Set exercise - Copy the lines below as they are; omit the images they contain.

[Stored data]
┏━━

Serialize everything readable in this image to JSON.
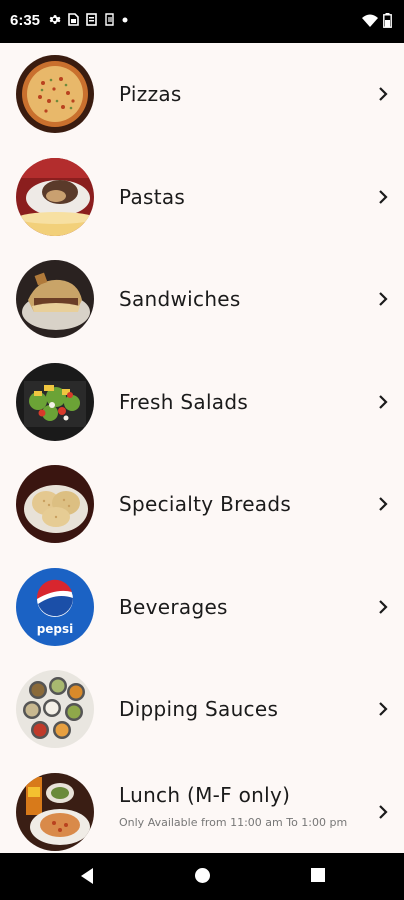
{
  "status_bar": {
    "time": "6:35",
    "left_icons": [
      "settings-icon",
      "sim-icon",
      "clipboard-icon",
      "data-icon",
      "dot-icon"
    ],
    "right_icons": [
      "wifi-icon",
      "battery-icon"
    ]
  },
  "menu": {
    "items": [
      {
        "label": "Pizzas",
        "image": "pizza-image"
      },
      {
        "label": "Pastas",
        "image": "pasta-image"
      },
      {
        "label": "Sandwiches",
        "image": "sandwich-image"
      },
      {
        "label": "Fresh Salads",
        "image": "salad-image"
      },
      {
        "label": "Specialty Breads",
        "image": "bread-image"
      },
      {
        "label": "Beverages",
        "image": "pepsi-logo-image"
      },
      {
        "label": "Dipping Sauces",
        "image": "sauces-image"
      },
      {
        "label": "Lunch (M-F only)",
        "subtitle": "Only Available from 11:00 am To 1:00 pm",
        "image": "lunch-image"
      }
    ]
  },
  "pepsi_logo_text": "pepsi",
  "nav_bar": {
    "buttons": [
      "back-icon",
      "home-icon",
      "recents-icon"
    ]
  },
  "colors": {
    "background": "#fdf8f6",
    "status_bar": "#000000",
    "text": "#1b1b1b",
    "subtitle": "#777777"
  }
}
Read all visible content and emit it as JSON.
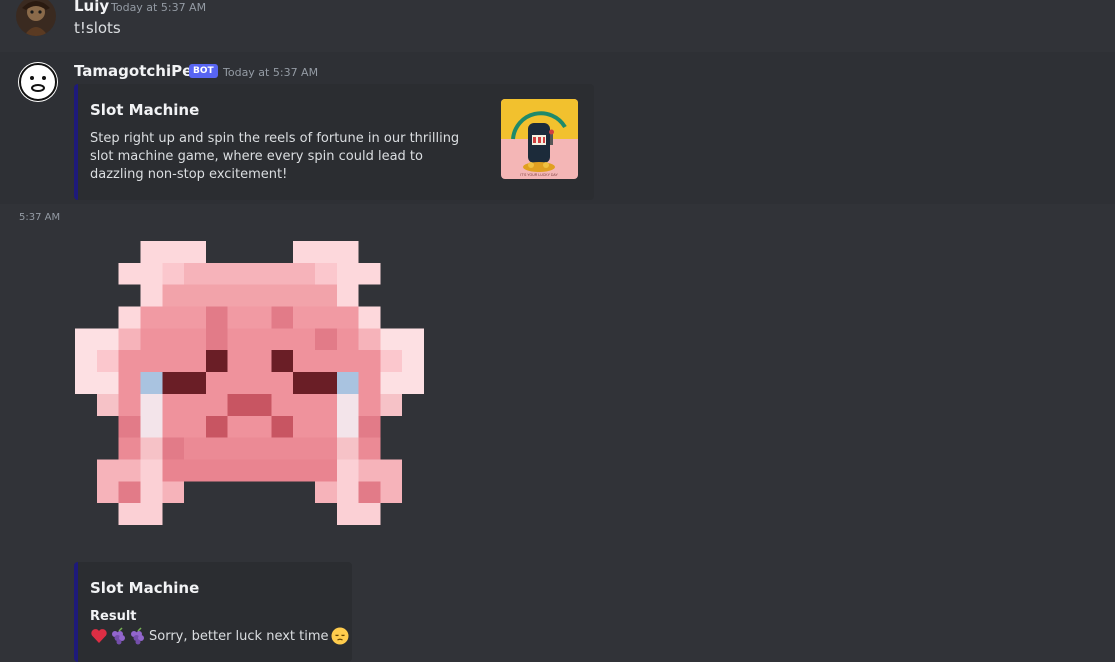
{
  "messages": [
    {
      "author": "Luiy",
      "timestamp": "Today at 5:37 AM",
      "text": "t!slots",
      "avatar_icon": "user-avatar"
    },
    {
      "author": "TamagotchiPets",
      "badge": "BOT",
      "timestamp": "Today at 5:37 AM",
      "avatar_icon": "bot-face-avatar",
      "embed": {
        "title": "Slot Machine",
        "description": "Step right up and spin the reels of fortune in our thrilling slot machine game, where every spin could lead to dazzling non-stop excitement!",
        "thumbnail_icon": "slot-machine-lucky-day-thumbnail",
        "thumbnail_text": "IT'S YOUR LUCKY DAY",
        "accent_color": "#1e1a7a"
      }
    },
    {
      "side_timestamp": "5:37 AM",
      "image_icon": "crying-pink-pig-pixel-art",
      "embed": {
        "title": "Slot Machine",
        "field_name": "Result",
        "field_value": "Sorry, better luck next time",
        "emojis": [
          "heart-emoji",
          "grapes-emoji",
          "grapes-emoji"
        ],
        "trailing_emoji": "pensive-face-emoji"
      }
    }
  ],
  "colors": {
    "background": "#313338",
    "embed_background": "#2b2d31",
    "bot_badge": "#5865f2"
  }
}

┗━━

Reply -
Serialize everything readable in this image to JSON.
{
  "status_bar": {
    "time": "6:35",
    "left_icons": [
      "settings-icon",
      "sim-icon",
      "clipboard-icon",
      "data-icon",
      "dot-icon"
    ],
    "right_icons": [
      "wifi-icon",
      "battery-icon"
    ]
  },
  "menu": {
    "items": [
      {
        "label": "Pizzas",
        "image": "pizza-image"
      },
      {
        "label": "Pastas",
        "image": "pasta-image"
      },
      {
        "label": "Sandwiches",
        "image": "sandwich-image"
      },
      {
        "label": "Fresh Salads",
        "image": "salad-image"
      },
      {
        "label": "Specialty Breads",
        "image": "bread-image"
      },
      {
        "label": "Beverages",
        "image": "pepsi-logo-image"
      },
      {
        "label": "Dipping Sauces",
        "image": "sauces-image"
      },
      {
        "label": "Lunch (M-F only)",
        "subtitle": "Only Available from 11:00 am To 1:00 pm",
        "image": "lunch-image"
      }
    ]
  },
  "pepsi_logo_text": "pepsi",
  "nav_bar": {
    "buttons": [
      "back-icon",
      "home-icon",
      "recents-icon"
    ]
  },
  "colors": {
    "background": "#fdf8f6",
    "status_bar": "#000000",
    "text": "#1b1b1b",
    "subtitle": "#777777"
  }
}
Read all visible content and emit it as JSON.
{
  "messages": [
    {
      "author": "Luiy",
      "timestamp": "Today at 5:37 AM",
      "text": "t!slots",
      "avatar_icon": "user-avatar"
    },
    {
      "author": "TamagotchiPets",
      "badge": "BOT",
      "timestamp": "Today at 5:37 AM",
      "avatar_icon": "bot-face-avatar",
      "embed": {
        "title": "Slot Machine",
        "description": "Step right up and spin the reels of fortune in our thrilling slot machine game, where every spin could lead to dazzling non-stop excitement!",
        "thumbnail_icon": "slot-machine-lucky-day-thumbnail",
        "thumbnail_text": "IT'S YOUR LUCKY DAY",
        "accent_color": "#1e1a7a"
      }
    },
    {
      "side_timestamp": "5:37 AM",
      "image_icon": "crying-pink-pig-pixel-art",
      "embed": {
        "title": "Slot Machine",
        "field_name": "Result",
        "field_value": "Sorry, better luck next time",
        "emojis": [
          "heart-emoji",
          "grapes-emoji",
          "grapes-emoji"
        ],
        "trailing_emoji": "pensive-face-emoji"
      }
    }
  ],
  "colors": {
    "background": "#313338",
    "embed_background": "#2b2d31",
    "bot_badge": "#5865f2"
  }
}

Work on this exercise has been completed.